[Collected data entries]
---------------

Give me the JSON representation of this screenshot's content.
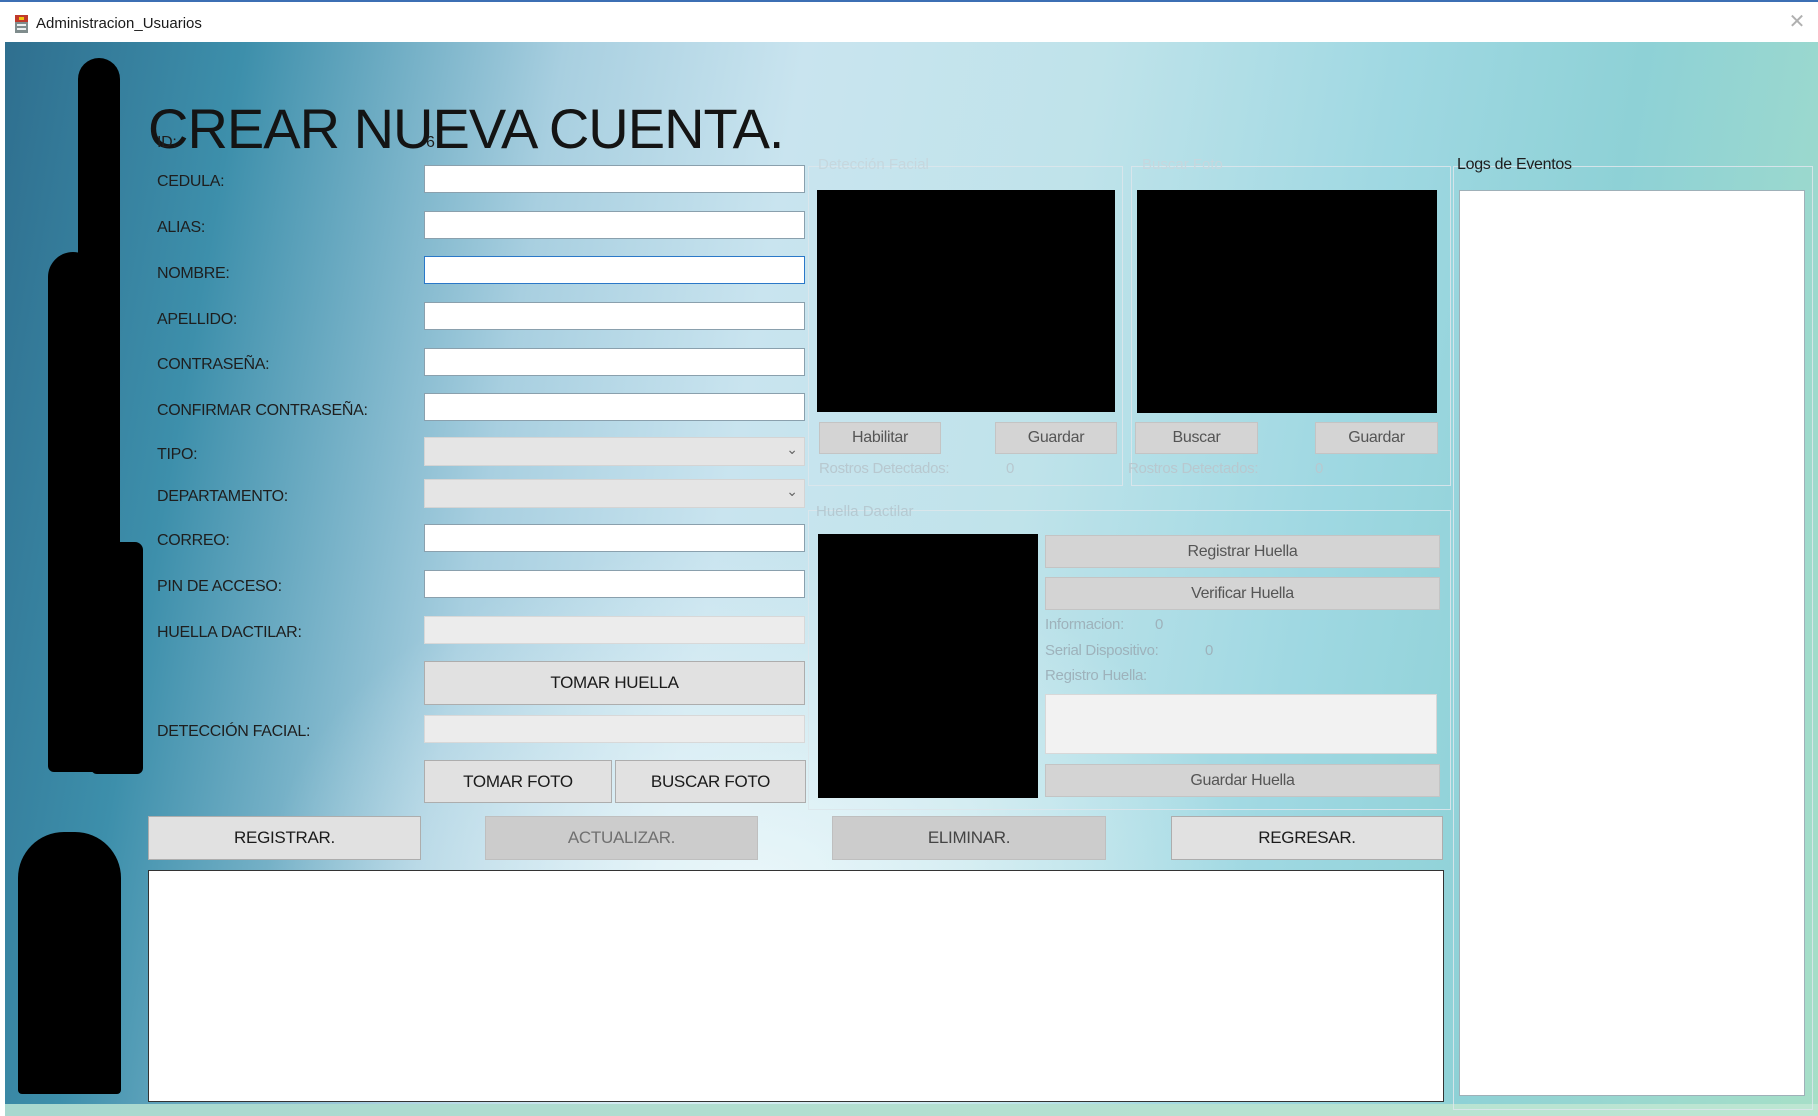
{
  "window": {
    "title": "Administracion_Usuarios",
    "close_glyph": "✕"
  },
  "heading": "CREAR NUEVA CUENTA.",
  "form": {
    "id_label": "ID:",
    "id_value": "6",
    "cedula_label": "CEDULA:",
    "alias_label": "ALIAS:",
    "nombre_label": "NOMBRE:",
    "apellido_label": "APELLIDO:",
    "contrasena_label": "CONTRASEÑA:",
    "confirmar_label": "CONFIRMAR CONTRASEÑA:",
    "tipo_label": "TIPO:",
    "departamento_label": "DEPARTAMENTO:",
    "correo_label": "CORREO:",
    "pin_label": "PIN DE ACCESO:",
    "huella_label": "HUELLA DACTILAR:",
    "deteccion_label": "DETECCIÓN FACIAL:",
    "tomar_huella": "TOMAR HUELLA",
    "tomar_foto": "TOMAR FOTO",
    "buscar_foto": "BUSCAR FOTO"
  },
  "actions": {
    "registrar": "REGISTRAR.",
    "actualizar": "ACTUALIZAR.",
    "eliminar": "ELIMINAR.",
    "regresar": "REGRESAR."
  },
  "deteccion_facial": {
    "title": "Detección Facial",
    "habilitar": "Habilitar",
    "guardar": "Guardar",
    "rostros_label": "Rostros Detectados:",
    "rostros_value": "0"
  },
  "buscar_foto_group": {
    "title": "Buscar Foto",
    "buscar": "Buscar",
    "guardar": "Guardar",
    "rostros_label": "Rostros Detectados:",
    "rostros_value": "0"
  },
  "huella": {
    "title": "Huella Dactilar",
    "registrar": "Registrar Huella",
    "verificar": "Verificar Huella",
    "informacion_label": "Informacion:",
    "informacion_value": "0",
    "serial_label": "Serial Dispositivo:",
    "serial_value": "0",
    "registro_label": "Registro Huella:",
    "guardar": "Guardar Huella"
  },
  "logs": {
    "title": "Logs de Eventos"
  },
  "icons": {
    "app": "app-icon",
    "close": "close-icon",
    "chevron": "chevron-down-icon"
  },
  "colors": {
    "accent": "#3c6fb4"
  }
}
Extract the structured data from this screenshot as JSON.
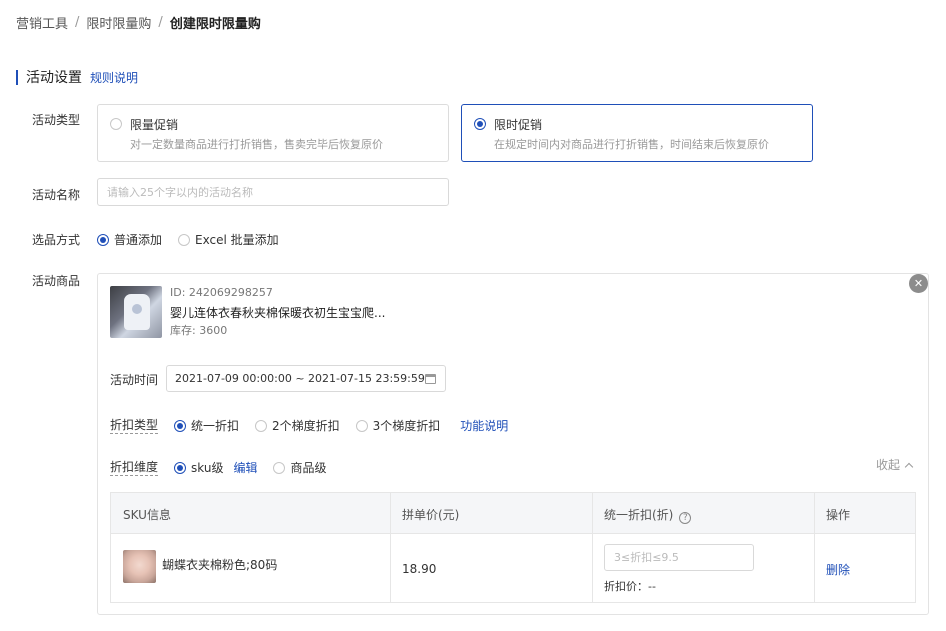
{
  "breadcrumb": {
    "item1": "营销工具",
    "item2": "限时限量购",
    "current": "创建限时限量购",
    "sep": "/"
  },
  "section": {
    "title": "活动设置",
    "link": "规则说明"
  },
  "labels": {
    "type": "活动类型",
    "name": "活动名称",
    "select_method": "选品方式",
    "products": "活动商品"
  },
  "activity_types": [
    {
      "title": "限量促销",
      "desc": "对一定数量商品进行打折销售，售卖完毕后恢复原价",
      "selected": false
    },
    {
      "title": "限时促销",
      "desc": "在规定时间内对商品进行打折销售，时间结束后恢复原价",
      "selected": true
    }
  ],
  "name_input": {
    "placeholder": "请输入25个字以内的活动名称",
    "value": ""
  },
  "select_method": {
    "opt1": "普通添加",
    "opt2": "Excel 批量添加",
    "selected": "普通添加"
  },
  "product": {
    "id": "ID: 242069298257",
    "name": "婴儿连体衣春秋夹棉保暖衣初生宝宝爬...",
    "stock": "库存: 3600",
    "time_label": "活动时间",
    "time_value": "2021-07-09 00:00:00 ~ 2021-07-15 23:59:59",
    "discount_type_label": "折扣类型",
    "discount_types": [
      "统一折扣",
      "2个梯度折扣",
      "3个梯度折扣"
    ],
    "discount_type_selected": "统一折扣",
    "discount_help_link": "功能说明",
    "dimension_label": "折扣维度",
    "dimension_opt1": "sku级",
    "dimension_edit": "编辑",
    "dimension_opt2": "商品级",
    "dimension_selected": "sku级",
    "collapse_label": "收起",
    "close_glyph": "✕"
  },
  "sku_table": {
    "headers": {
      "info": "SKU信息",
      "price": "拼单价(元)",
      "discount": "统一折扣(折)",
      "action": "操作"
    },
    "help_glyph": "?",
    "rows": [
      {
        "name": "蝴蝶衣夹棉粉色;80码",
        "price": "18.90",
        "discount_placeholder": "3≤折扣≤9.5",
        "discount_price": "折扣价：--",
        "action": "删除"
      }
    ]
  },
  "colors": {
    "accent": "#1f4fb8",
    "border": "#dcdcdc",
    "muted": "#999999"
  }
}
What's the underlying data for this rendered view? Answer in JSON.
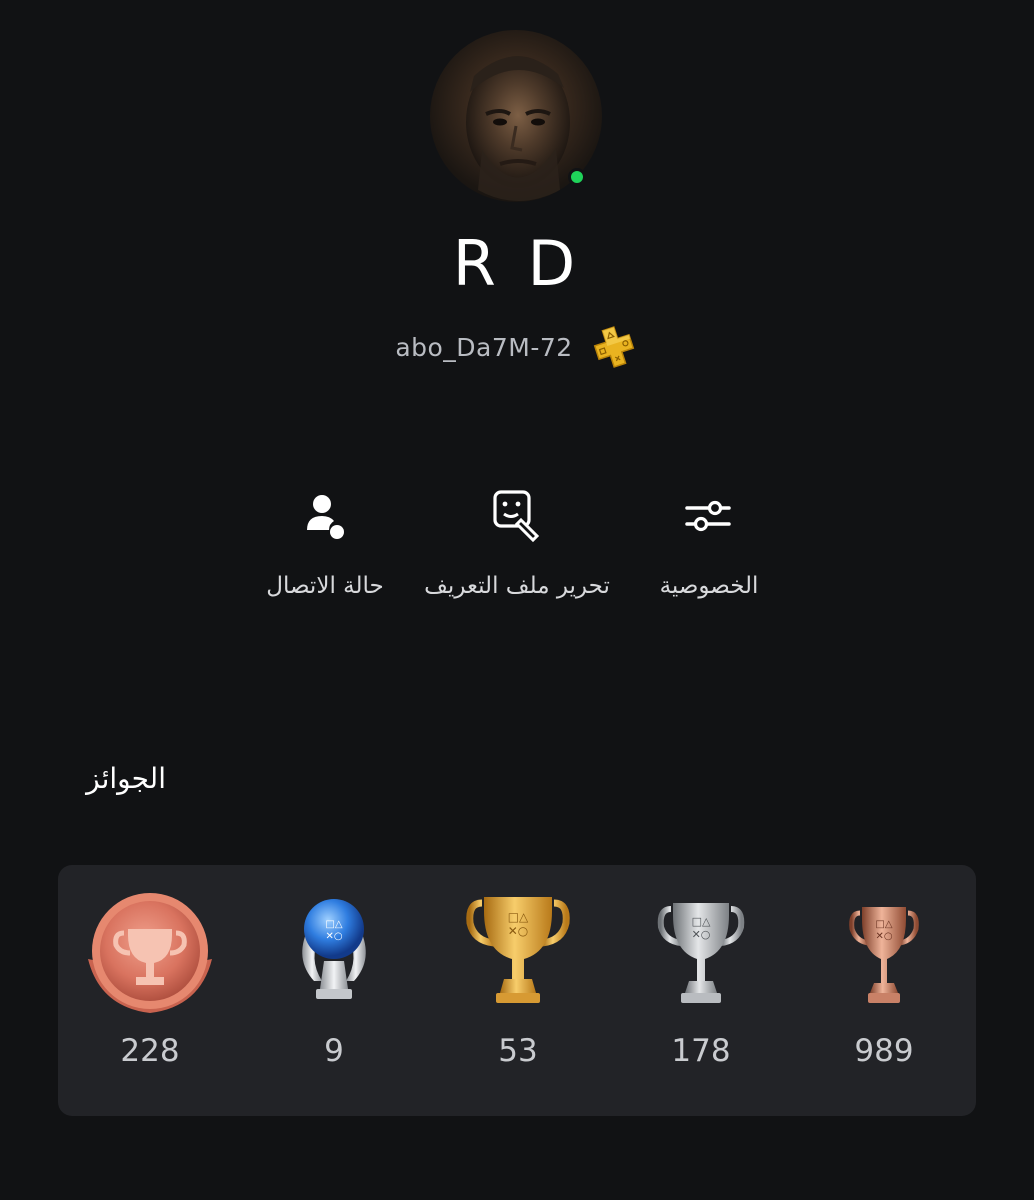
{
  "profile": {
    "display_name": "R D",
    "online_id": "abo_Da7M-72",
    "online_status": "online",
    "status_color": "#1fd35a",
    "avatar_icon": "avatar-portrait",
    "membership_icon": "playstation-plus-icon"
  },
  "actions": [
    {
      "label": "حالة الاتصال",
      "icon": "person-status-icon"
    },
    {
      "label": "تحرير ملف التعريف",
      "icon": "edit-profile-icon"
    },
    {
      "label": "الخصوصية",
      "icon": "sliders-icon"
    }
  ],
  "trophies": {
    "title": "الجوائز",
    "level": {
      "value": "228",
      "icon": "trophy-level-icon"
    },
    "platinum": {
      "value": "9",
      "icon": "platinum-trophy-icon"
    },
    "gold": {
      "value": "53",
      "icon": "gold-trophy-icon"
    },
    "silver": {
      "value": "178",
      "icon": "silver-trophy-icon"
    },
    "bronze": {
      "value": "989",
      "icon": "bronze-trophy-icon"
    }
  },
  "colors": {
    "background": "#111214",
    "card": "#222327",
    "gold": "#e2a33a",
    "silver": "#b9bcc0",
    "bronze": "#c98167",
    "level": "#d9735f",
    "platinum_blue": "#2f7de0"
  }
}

---------------

__Request__:
Write out the entries above word for word. Do not include the pictures.

__Full solution__:
Give me the JSON representation of this screenshot's content.
{
  "window": {
    "title": "Administracion_Usuarios",
    "close_glyph": "✕"
  },
  "heading": "CREAR NUEVA CUENTA.",
  "form": {
    "id_label": "ID:",
    "id_value": "6",
    "cedula_label": "CEDULA:",
    "alias_label": "ALIAS:",
    "nombre_label": "NOMBRE:",
    "apellido_label": "APELLIDO:",
    "contrasena_label": "CONTRASEÑA:",
    "confirmar_label": "CONFIRMAR CONTRASEÑA:",
    "tipo_label": "TIPO:",
    "departamento_label": "DEPARTAMENTO:",
    "correo_label": "CORREO:",
    "pin_label": "PIN DE ACCESO:",
    "huella_label": "HUELLA DACTILAR:",
    "deteccion_label": "DETECCIÓN FACIAL:",
    "tomar_huella": "TOMAR HUELLA",
    "tomar_foto": "TOMAR FOTO",
    "buscar_foto": "BUSCAR FOTO"
  },
  "actions": {
    "registrar": "REGISTRAR.",
    "actualizar": "ACTUALIZAR.",
    "eliminar": "ELIMINAR.",
    "regresar": "REGRESAR."
  },
  "deteccion_facial": {
    "title": "Detección Facial",
    "habilitar": "Habilitar",
    "guardar": "Guardar",
    "rostros_label": "Rostros Detectados:",
    "rostros_value": "0"
  },
  "buscar_foto_group": {
    "title": "Buscar Foto",
    "buscar": "Buscar",
    "guardar": "Guardar",
    "rostros_label": "Rostros Detectados:",
    "rostros_value": "0"
  },
  "huella": {
    "title": "Huella Dactilar",
    "registrar": "Registrar Huella",
    "verificar": "Verificar Huella",
    "informacion_label": "Informacion:",
    "informacion_value": "0",
    "serial_label": "Serial Dispositivo:",
    "serial_value": "0",
    "registro_label": "Registro Huella:",
    "guardar": "Guardar Huella"
  },
  "logs": {
    "title": "Logs de Eventos"
  },
  "icons": {
    "app": "app-icon",
    "close": "close-icon",
    "chevron": "chevron-down-icon"
  },
  "colors": {
    "accent": "#3c6fb4"
  }
}
Extract the structured data from this screenshot as JSON.
{
  "breadcrumb": {
    "item1": "营销工具",
    "item2": "限时限量购",
    "current": "创建限时限量购",
    "sep": "/"
  },
  "section": {
    "title": "活动设置",
    "link": "规则说明"
  },
  "labels": {
    "type": "活动类型",
    "name": "活动名称",
    "select_method": "选品方式",
    "products": "活动商品"
  },
  "activity_types": [
    {
      "title": "限量促销",
      "desc": "对一定数量商品进行打折销售，售卖完毕后恢复原价",
      "selected": false
    },
    {
      "title": "限时促销",
      "desc": "在规定时间内对商品进行打折销售，时间结束后恢复原价",
      "selected": true
    }
  ],
  "name_input": {
    "placeholder": "请输入25个字以内的活动名称",
    "value": ""
  },
  "select_method": {
    "opt1": "普通添加",
    "opt2": "Excel 批量添加",
    "selected": "普通添加"
  },
  "product": {
    "id": "ID: 242069298257",
    "name": "婴儿连体衣春秋夹棉保暖衣初生宝宝爬...",
    "stock": "库存: 3600",
    "time_label": "活动时间",
    "time_value": "2021-07-09 00:00:00 ~ 2021-07-15 23:59:59",
    "discount_type_label": "折扣类型",
    "discount_types": [
      "统一折扣",
      "2个梯度折扣",
      "3个梯度折扣"
    ],
    "discount_type_selected": "统一折扣",
    "discount_help_link": "功能说明",
    "dimension_label": "折扣维度",
    "dimension_opt1": "sku级",
    "dimension_edit": "编辑",
    "dimension_opt2": "商品级",
    "dimension_selected": "sku级",
    "collapse_label": "收起",
    "close_glyph": "✕"
  },
  "sku_table": {
    "headers": {
      "info": "SKU信息",
      "price": "拼单价(元)",
      "discount": "统一折扣(折)",
      "action": "操作"
    },
    "help_glyph": "?",
    "rows": [
      {
        "name": "蝴蝶衣夹棉粉色;80码",
        "price": "18.90",
        "discount_placeholder": "3≤折扣≤9.5",
        "discount_price": "折扣价：--",
        "action": "删除"
      }
    ]
  },
  "colors": {
    "accent": "#1f4fb8",
    "border": "#dcdcdc",
    "muted": "#999999"
  }
}
What's the underlying data for this rendered view? Answer in JSON.
{
  "profile": {
    "display_name": "R D",
    "online_id": "abo_Da7M-72",
    "online_status": "online",
    "status_color": "#1fd35a",
    "avatar_icon": "avatar-portrait",
    "membership_icon": "playstation-plus-icon"
  },
  "actions": [
    {
      "label": "حالة الاتصال",
      "icon": "person-status-icon"
    },
    {
      "label": "تحرير ملف التعريف",
      "icon": "edit-profile-icon"
    },
    {
      "label": "الخصوصية",
      "icon": "sliders-icon"
    }
  ],
  "trophies": {
    "title": "الجوائز",
    "level": {
      "value": "228",
      "icon": "trophy-level-icon"
    },
    "platinum": {
      "value": "9",
      "icon": "platinum-trophy-icon"
    },
    "gold": {
      "value": "53",
      "icon": "gold-trophy-icon"
    },
    "silver": {
      "value": "178",
      "icon": "silver-trophy-icon"
    },
    "bronze": {
      "value": "989",
      "icon": "bronze-trophy-icon"
    }
  },
  "colors": {
    "background": "#111214",
    "card": "#222327",
    "gold": "#e2a33a",
    "silver": "#b9bcc0",
    "bronze": "#c98167",
    "level": "#d9735f",
    "platinum_blue": "#2f7de0"
  }
}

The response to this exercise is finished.